EXERCISE DETAILS: Duplicate the lines from the one containing "y2-tick-label-1: 0.2 xyxy=(1452,567,1474,583)" up to and including the one containing "y2-tick-label-3: 0.6 xyxy=(1452,340,1474,356)".
* Start *
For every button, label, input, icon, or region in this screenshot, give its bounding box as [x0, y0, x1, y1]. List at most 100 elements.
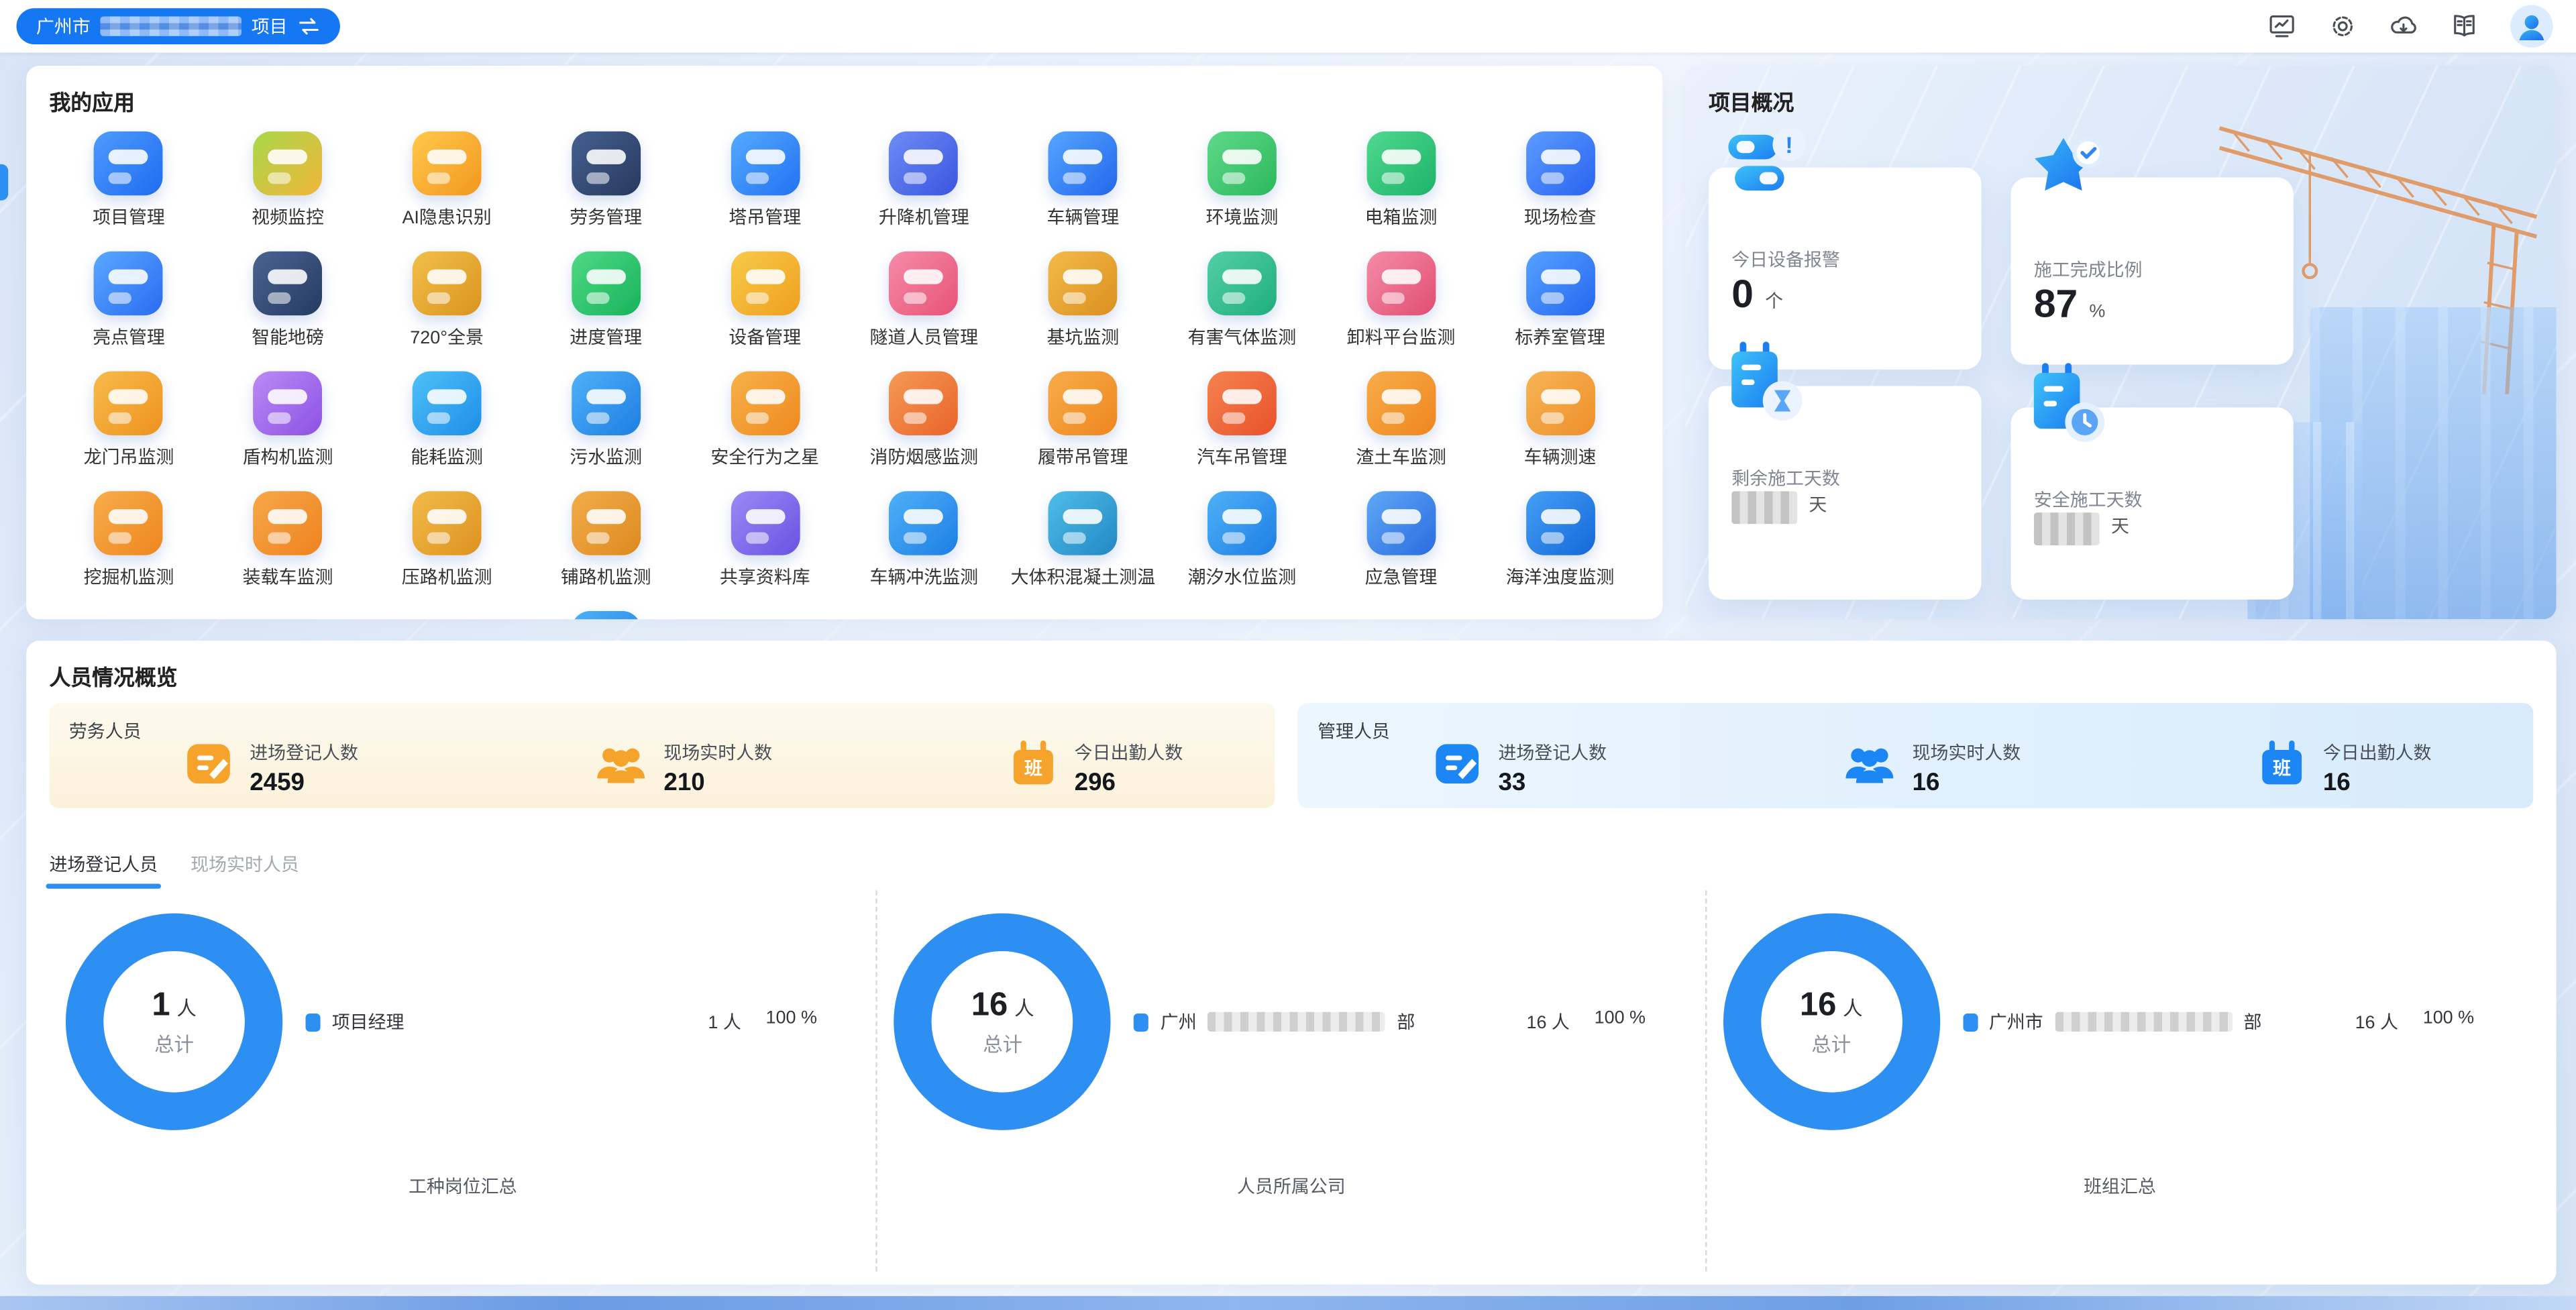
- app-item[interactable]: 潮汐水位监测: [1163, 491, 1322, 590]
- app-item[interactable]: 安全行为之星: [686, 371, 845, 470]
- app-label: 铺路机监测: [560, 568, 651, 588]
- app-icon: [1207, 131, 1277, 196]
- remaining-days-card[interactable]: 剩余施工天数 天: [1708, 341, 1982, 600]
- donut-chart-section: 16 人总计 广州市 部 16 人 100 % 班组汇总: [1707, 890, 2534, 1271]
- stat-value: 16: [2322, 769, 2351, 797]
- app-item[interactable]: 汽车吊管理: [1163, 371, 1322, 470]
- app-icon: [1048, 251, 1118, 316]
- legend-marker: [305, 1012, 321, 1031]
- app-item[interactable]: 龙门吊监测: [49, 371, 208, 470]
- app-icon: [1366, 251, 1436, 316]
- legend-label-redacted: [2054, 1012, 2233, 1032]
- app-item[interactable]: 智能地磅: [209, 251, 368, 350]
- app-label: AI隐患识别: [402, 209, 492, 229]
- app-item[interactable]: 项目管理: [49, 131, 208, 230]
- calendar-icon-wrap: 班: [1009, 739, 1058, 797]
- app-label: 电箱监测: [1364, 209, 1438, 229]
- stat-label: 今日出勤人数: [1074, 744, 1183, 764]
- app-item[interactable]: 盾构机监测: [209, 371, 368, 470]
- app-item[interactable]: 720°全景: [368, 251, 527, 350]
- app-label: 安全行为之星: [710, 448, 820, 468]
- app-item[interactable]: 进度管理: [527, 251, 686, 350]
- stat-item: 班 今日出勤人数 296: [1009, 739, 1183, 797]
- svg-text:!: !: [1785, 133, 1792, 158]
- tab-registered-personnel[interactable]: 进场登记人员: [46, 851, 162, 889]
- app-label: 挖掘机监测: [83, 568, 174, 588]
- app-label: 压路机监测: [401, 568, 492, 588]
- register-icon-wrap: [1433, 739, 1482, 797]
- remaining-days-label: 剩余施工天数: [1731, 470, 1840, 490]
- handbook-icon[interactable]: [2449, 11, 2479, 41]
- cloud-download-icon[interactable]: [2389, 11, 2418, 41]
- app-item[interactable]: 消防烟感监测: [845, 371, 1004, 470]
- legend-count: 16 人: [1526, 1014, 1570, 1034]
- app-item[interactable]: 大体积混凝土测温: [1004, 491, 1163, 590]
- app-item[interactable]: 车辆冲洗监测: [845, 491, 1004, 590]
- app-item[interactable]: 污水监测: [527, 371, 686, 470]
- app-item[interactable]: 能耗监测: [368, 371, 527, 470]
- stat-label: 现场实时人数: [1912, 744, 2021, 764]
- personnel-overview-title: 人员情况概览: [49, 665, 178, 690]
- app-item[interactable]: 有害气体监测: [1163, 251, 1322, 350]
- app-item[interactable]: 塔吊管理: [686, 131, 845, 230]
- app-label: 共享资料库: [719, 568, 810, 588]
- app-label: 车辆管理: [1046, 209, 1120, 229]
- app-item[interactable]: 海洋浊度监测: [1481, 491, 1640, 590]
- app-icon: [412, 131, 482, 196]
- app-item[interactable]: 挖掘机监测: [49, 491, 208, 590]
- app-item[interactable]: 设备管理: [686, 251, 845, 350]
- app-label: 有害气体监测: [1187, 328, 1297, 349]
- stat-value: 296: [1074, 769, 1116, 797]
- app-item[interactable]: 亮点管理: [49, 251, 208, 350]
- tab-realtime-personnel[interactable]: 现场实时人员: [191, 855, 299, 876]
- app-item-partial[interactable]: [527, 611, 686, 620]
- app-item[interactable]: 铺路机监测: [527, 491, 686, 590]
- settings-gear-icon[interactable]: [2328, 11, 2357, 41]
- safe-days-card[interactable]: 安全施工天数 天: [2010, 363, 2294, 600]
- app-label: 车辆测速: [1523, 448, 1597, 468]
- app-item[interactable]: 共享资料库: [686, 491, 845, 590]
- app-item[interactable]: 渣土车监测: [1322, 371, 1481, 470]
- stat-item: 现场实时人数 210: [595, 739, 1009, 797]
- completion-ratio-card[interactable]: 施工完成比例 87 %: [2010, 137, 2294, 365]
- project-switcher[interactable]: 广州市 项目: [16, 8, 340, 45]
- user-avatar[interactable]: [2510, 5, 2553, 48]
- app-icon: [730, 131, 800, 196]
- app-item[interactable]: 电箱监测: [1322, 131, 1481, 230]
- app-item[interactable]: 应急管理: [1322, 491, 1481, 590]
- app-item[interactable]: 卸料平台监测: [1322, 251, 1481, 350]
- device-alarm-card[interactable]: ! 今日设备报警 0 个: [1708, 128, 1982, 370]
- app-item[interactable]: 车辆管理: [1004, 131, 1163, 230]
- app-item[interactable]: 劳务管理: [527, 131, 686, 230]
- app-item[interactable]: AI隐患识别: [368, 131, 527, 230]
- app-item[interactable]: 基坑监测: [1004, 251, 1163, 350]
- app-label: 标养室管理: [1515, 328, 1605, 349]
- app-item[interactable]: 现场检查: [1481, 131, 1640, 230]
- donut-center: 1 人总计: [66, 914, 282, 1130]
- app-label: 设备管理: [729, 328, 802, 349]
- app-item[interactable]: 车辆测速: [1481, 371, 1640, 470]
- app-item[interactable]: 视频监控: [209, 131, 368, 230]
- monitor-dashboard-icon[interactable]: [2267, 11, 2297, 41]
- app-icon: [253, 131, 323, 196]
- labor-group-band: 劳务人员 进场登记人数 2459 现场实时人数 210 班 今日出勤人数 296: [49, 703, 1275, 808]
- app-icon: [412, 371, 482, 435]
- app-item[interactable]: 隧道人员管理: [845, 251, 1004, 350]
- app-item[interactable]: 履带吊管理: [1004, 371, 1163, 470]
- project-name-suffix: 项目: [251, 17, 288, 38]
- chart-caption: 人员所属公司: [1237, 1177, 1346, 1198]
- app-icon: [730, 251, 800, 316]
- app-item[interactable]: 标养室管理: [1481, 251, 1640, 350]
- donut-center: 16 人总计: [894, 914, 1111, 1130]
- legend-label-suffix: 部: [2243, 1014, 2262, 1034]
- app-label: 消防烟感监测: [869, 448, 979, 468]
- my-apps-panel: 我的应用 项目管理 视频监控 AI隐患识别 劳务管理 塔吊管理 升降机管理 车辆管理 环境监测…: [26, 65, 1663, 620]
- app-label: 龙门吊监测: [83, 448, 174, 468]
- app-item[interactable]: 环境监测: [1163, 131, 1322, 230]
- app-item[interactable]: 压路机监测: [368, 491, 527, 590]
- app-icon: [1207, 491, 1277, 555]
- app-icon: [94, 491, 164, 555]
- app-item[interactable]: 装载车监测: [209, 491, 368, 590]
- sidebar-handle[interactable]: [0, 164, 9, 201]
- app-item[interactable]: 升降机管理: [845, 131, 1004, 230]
* End *
* Start *
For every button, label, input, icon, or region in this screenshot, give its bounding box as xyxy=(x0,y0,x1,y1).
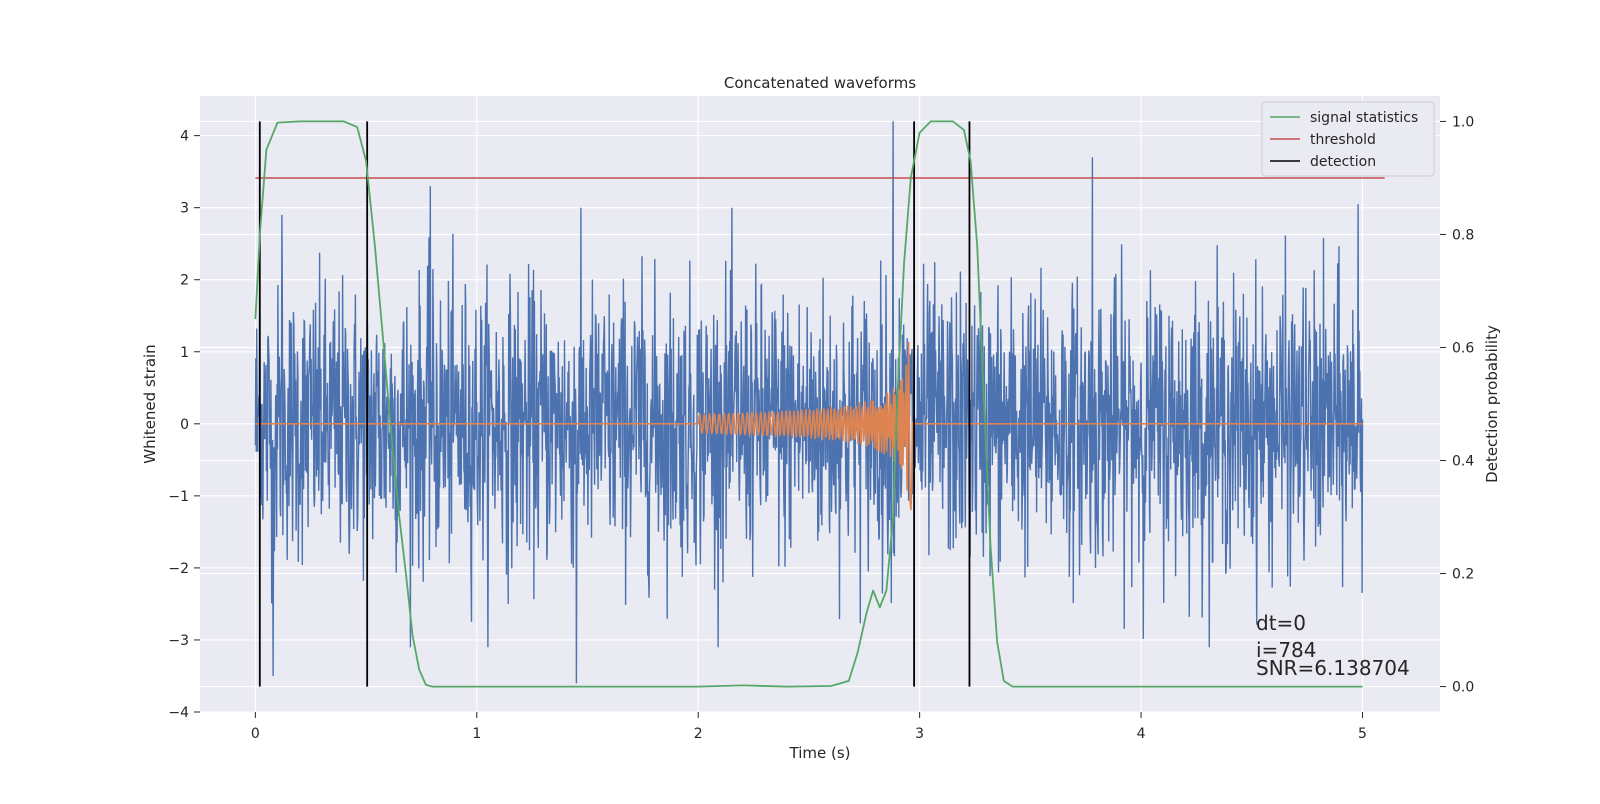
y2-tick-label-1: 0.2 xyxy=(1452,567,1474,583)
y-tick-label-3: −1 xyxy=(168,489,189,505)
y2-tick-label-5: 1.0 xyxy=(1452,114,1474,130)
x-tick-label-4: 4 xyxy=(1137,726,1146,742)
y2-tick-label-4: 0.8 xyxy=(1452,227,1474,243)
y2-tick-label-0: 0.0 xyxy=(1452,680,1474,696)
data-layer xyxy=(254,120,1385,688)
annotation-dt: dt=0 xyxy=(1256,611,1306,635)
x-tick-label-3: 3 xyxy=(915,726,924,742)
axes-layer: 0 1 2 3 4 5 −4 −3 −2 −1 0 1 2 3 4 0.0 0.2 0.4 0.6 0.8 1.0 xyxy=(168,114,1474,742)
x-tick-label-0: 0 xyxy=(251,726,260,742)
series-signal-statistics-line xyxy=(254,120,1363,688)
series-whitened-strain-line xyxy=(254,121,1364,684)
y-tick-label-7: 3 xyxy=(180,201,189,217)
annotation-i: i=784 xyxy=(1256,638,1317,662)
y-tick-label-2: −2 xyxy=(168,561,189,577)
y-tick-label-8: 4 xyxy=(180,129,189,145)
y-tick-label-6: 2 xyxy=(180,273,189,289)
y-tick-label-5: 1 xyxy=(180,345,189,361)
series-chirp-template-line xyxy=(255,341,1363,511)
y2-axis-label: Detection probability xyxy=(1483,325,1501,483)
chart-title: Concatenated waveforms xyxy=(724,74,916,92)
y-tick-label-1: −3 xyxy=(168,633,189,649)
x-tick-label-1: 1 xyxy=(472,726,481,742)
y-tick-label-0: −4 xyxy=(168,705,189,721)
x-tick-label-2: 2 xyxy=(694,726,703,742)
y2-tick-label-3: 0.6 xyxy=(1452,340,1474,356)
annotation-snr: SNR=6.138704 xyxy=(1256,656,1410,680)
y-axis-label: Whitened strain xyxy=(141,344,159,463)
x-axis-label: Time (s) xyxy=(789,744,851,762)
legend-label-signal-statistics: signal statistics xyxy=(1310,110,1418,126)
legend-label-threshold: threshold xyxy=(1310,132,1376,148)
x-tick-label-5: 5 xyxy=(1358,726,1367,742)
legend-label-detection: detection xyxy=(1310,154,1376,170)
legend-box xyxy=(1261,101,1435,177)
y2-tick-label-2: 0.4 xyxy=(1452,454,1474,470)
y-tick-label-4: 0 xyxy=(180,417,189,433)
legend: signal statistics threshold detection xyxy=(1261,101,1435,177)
* End *
* Start *
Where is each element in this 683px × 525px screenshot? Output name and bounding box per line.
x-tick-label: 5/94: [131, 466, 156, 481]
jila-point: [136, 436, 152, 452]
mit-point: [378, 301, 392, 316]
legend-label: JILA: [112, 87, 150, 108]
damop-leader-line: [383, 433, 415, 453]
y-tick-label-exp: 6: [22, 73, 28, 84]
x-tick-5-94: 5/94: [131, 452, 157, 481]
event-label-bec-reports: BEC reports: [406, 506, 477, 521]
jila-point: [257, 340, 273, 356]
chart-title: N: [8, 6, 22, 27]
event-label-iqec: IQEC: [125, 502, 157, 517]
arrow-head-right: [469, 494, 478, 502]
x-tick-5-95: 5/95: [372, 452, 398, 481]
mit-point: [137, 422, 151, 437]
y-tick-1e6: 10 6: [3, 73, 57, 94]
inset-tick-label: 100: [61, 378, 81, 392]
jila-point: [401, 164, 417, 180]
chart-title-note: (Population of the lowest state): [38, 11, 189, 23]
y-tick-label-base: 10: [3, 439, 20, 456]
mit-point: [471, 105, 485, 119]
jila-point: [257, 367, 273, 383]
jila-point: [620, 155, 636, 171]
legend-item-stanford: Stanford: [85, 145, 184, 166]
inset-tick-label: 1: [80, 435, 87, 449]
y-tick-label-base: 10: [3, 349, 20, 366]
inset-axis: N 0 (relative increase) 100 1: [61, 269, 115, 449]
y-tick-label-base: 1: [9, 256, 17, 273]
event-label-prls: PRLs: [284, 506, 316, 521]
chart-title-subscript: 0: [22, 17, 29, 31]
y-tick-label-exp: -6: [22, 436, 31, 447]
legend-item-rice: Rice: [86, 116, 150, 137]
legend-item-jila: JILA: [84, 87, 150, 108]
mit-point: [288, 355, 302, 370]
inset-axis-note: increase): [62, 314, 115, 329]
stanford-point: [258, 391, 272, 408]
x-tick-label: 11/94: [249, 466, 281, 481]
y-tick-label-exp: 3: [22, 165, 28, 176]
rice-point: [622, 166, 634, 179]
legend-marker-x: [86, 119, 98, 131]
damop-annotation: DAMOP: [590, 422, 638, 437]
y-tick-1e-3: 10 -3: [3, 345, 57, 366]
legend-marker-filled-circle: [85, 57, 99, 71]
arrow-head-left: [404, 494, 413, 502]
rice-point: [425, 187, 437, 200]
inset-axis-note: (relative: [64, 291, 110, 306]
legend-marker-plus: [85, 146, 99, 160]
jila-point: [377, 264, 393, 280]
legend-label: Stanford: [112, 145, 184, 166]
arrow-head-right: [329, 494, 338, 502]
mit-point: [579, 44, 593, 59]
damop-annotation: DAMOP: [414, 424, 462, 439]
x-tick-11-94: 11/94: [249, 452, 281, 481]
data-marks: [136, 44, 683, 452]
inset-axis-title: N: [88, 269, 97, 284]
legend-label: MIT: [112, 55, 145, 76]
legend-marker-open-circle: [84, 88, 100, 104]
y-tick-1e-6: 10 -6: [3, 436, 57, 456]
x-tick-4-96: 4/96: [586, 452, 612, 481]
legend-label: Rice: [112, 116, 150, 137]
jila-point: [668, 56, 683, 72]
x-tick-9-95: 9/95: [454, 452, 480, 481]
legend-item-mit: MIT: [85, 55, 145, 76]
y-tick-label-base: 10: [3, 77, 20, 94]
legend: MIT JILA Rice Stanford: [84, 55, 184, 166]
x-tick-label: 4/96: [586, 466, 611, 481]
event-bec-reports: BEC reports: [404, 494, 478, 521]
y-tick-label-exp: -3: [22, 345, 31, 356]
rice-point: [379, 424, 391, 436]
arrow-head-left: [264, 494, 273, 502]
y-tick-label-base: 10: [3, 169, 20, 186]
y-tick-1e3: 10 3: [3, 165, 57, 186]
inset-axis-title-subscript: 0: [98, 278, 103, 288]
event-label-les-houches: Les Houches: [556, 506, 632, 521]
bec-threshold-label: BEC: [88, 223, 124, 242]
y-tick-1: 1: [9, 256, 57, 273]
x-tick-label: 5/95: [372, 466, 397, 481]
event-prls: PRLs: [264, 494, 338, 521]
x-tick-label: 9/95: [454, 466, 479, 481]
* End *
THE RESPONSE:
y2-tick-label-1: 0.2 xyxy=(1452,567,1474,583)
y-tick-label-3: −1 xyxy=(168,489,189,505)
y2-tick-label-5: 1.0 xyxy=(1452,114,1474,130)
x-tick-label-4: 4 xyxy=(1137,726,1146,742)
y2-tick-label-4: 0.8 xyxy=(1452,227,1474,243)
y2-tick-label-0: 0.0 xyxy=(1452,680,1474,696)
data-layer xyxy=(254,120,1385,688)
annotation-dt: dt=0 xyxy=(1256,611,1306,635)
x-tick-label-3: 3 xyxy=(915,726,924,742)
axes-layer: 0 1 2 3 4 5 −4 −3 −2 −1 0 1 2 3 4 0.0 0.2 0.4 0.6 0.8 1.0 xyxy=(168,114,1474,742)
x-tick-label-0: 0 xyxy=(251,726,260,742)
series-signal-statistics-line xyxy=(254,120,1363,688)
series-whitened-strain-line xyxy=(254,121,1364,684)
y-tick-label-7: 3 xyxy=(180,201,189,217)
annotation-i: i=784 xyxy=(1256,638,1317,662)
y-tick-label-2: −2 xyxy=(168,561,189,577)
y-tick-label-8: 4 xyxy=(180,129,189,145)
y-tick-label-6: 2 xyxy=(180,273,189,289)
y-tick-label-5: 1 xyxy=(180,345,189,361)
series-chirp-template-line xyxy=(255,341,1363,511)
y2-axis-label: Detection probability xyxy=(1483,325,1501,483)
chart-title: Concatenated waveforms xyxy=(724,74,916,92)
y-tick-label-1: −3 xyxy=(168,633,189,649)
x-tick-label-1: 1 xyxy=(472,726,481,742)
y-tick-label-0: −4 xyxy=(168,705,189,721)
x-tick-label-2: 2 xyxy=(694,726,703,742)
y2-tick-label-3: 0.6 xyxy=(1452,340,1474,356)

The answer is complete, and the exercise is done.